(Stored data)
* * * * *
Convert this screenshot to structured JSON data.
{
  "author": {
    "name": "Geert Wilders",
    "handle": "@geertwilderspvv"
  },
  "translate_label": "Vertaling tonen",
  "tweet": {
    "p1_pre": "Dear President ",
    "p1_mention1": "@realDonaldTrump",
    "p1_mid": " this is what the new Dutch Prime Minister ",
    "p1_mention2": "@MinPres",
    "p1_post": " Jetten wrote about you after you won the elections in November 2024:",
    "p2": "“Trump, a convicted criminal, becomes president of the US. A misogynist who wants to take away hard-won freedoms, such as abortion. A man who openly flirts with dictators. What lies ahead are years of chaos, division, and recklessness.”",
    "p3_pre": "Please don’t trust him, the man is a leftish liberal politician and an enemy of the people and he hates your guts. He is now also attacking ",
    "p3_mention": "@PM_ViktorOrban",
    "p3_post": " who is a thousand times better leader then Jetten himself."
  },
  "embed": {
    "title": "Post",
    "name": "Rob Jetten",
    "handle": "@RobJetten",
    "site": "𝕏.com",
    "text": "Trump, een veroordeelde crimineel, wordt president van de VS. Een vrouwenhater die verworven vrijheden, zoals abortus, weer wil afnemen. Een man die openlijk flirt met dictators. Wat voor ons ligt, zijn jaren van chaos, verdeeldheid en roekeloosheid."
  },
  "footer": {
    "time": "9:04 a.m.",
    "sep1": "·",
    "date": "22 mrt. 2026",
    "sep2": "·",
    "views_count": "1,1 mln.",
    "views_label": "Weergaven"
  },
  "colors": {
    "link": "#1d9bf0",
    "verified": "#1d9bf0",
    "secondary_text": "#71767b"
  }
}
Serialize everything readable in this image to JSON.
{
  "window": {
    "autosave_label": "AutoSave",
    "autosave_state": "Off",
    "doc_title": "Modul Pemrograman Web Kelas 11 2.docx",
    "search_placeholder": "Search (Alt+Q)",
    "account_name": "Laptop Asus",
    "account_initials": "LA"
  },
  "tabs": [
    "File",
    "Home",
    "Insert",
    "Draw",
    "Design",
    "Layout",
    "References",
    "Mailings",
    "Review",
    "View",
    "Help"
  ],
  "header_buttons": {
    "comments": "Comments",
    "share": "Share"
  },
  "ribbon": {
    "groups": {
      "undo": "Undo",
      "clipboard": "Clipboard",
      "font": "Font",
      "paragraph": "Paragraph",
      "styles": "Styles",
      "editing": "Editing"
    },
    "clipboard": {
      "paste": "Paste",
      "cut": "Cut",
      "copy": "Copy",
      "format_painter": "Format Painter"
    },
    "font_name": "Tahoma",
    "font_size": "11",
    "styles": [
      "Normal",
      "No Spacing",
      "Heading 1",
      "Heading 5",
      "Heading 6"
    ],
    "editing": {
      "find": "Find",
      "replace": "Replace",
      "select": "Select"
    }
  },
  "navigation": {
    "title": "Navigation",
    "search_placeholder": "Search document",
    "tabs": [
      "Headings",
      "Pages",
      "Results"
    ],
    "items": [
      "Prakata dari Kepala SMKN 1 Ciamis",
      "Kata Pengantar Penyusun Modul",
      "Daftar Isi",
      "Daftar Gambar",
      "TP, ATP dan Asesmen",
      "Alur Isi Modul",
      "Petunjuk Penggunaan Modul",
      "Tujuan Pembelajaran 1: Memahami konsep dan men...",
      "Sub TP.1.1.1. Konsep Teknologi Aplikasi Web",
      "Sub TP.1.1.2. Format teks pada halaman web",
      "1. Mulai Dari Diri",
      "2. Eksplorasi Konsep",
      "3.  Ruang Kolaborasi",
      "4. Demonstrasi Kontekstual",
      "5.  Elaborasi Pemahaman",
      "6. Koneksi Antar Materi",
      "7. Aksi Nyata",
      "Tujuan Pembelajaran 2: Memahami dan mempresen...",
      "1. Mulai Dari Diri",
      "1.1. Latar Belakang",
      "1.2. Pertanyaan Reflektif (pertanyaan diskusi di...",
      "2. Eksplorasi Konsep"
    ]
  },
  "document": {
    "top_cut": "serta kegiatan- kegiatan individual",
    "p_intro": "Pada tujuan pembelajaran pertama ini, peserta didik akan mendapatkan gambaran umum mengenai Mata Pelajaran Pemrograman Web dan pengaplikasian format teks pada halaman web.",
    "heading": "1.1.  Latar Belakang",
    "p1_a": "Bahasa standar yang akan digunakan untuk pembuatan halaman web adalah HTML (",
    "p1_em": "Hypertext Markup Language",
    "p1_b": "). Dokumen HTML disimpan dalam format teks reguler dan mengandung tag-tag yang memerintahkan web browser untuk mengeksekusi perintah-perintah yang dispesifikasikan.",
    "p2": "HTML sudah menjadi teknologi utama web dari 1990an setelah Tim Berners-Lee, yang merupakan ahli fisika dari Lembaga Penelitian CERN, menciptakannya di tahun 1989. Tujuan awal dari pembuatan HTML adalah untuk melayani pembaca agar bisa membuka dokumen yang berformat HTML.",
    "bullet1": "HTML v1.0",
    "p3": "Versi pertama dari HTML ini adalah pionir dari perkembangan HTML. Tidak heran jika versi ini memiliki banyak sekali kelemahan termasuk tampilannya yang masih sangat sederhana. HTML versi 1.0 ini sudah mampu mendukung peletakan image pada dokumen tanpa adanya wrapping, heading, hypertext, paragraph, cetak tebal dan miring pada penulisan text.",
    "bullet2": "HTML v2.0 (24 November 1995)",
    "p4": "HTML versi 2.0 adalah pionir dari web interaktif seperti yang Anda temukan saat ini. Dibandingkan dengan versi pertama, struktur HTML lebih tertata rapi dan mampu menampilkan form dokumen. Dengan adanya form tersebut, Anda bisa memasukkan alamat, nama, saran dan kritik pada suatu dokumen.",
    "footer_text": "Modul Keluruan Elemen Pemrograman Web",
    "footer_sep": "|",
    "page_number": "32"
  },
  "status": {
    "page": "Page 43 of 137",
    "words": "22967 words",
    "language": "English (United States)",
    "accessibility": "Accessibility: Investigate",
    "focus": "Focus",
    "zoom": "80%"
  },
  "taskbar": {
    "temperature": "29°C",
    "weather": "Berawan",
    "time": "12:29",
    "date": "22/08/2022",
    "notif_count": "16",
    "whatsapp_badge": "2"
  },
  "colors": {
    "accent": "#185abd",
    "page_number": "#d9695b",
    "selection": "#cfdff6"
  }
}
* * * * *
_To be done_
Take the lines above and retype all of them exactly.

_Answer to this task_
Convert this screenshot to structured JSON data.
{
  "author": {
    "name": "Geert Wilders",
    "handle": "@geertwilderspvv"
  },
  "translate_label": "Vertaling tonen",
  "tweet": {
    "p1_pre": "Dear President ",
    "p1_mention1": "@realDonaldTrump",
    "p1_mid": " this is what the new Dutch Prime Minister ",
    "p1_mention2": "@MinPres",
    "p1_post": " Jetten wrote about you after you won the elections in November 2024:",
    "p2": "“Trump, a convicted criminal, becomes president of the US. A misogynist who wants to take away hard-won freedoms, such as abortion. A man who openly flirts with dictators. What lies ahead are years of chaos, division, and recklessness.”",
    "p3_pre": "Please don’t trust him, the man is a leftish liberal politician and an enemy of the people and he hates your guts. He is now also attacking ",
    "p3_mention": "@PM_ViktorOrban",
    "p3_post": " who is a thousand times better leader then Jetten himself."
  },
  "embed": {
    "title": "Post",
    "name": "Rob Jetten",
    "handle": "@RobJetten",
    "site": "𝕏.com",
    "text": "Trump, een veroordeelde crimineel, wordt president van de VS. Een vrouwenhater die verworven vrijheden, zoals abortus, weer wil afnemen. Een man die openlijk flirt met dictators. Wat voor ons ligt, zijn jaren van chaos, verdeeldheid en roekeloosheid."
  },
  "footer": {
    "time": "9:04 a.m.",
    "sep1": "·",
    "date": "22 mrt. 2026",
    "sep2": "·",
    "views_count": "1,1 mln.",
    "views_label": "Weergaven"
  },
  "colors": {
    "link": "#1d9bf0",
    "verified": "#1d9bf0",
    "secondary_text": "#71767b"
  }
}
Serialize everything readable in this image to JSON.
{
  "window": {
    "autosave_label": "AutoSave",
    "autosave_state": "Off",
    "doc_title": "Modul Pemrograman Web Kelas 11 2.docx",
    "search_placeholder": "Search (Alt+Q)",
    "account_name": "Laptop Asus",
    "account_initials": "LA"
  },
  "tabs": [
    "File",
    "Home",
    "Insert",
    "Draw",
    "Design",
    "Layout",
    "References",
    "Mailings",
    "Review",
    "View",
    "Help"
  ],
  "header_buttons": {
    "comments": "Comments",
    "share": "Share"
  },
  "ribbon": {
    "groups": {
      "undo": "Undo",
      "clipboard": "Clipboard",
      "font": "Font",
      "paragraph": "Paragraph",
      "styles": "Styles",
      "editing": "Editing"
    },
    "clipboard": {
      "paste": "Paste",
      "cut": "Cut",
      "copy": "Copy",
      "format_painter": "Format Painter"
    },
    "font_name": "Tahoma",
    "font_size": "11",
    "styles": [
      "Normal",
      "No Spacing",
      "Heading 1",
      "Heading 5",
      "Heading 6"
    ],
    "editing": {
      "find": "Find",
      "replace": "Replace",
      "select": "Select"
    }
  },
  "navigation": {
    "title": "Navigation",
    "search_placeholder": "Search document",
    "tabs": [
      "Headings",
      "Pages",
      "Results"
    ],
    "items": [
      "Prakata dari Kepala SMKN 1 Ciamis",
      "Kata Pengantar Penyusun Modul",
      "Daftar Isi",
      "Daftar Gambar",
      "TP, ATP dan Asesmen",
      "Alur Isi Modul",
      "Petunjuk Penggunaan Modul",
      "Tujuan Pembelajaran 1: Memahami konsep dan men...",
      "Sub TP.1.1.1. Konsep Teknologi Aplikasi Web",
      "Sub TP.1.1.2. Format teks pada halaman web",
      "1. Mulai Dari Diri",
      "2. Eksplorasi Konsep",
      "3.  Ruang Kolaborasi",
      "4. Demonstrasi Kontekstual",
      "5.  Elaborasi Pemahaman",
      "6. Koneksi Antar Materi",
      "7. Aksi Nyata",
      "Tujuan Pembelajaran 2: Memahami dan mempresen...",
      "1. Mulai Dari Diri",
      "1.1. Latar Belakang",
      "1.2. Pertanyaan Reflektif (pertanyaan diskusi di...",
      "2. Eksplorasi Konsep"
    ]
  },
  "document": {
    "top_cut": "serta kegiatan- kegiatan individual",
    "p_intro": "Pada tujuan pembelajaran pertama ini, peserta didik akan mendapatkan gambaran umum mengenai Mata Pelajaran Pemrograman Web dan pengaplikasian format teks pada halaman web.",
    "heading": "1.1.  Latar Belakang",
    "p1_a": "Bahasa standar yang akan digunakan untuk pembuatan halaman web adalah HTML (",
    "p1_em": "Hypertext Markup Language",
    "p1_b": "). Dokumen HTML disimpan dalam format teks reguler dan mengandung tag-tag yang memerintahkan web browser untuk mengeksekusi perintah-perintah yang dispesifikasikan.",
    "p2": "HTML sudah menjadi teknologi utama web dari 1990an setelah Tim Berners-Lee, yang merupakan ahli fisika dari Lembaga Penelitian CERN, menciptakannya di tahun 1989. Tujuan awal dari pembuatan HTML adalah untuk melayani pembaca agar bisa membuka dokumen yang berformat HTML.",
    "bullet1": "HTML v1.0",
    "p3": "Versi pertama dari HTML ini adalah pionir dari perkembangan HTML. Tidak heran jika versi ini memiliki banyak sekali kelemahan termasuk tampilannya yang masih sangat sederhana. HTML versi 1.0 ini sudah mampu mendukung peletakan image pada dokumen tanpa adanya wrapping, heading, hypertext, paragraph, cetak tebal dan miring pada penulisan text.",
    "bullet2": "HTML v2.0 (24 November 1995)",
    "p4": "HTML versi 2.0 adalah pionir dari web interaktif seperti yang Anda temukan saat ini. Dibandingkan dengan versi pertama, struktur HTML lebih tertata rapi dan mampu menampilkan form dokumen. Dengan adanya form tersebut, Anda bisa memasukkan alamat, nama, saran dan kritik pada suatu dokumen.",
    "footer_text": "Modul Keluruan Elemen Pemrograman Web",
    "footer_sep": "|",
    "page_number": "32"
  },
  "status": {
    "page": "Page 43 of 137",
    "words": "22967 words",
    "language": "English (United States)",
    "accessibility": "Accessibility: Investigate",
    "focus": "Focus",
    "zoom": "80%"
  },
  "taskbar": {
    "temperature": "29°C",
    "weather": "Berawan",
    "time": "12:29",
    "date": "22/08/2022",
    "notif_count": "16",
    "whatsapp_badge": "2"
  },
  "colors": {
    "accent": "#185abd",
    "page_number": "#d9695b",
    "selection": "#cfdff6"
  }
}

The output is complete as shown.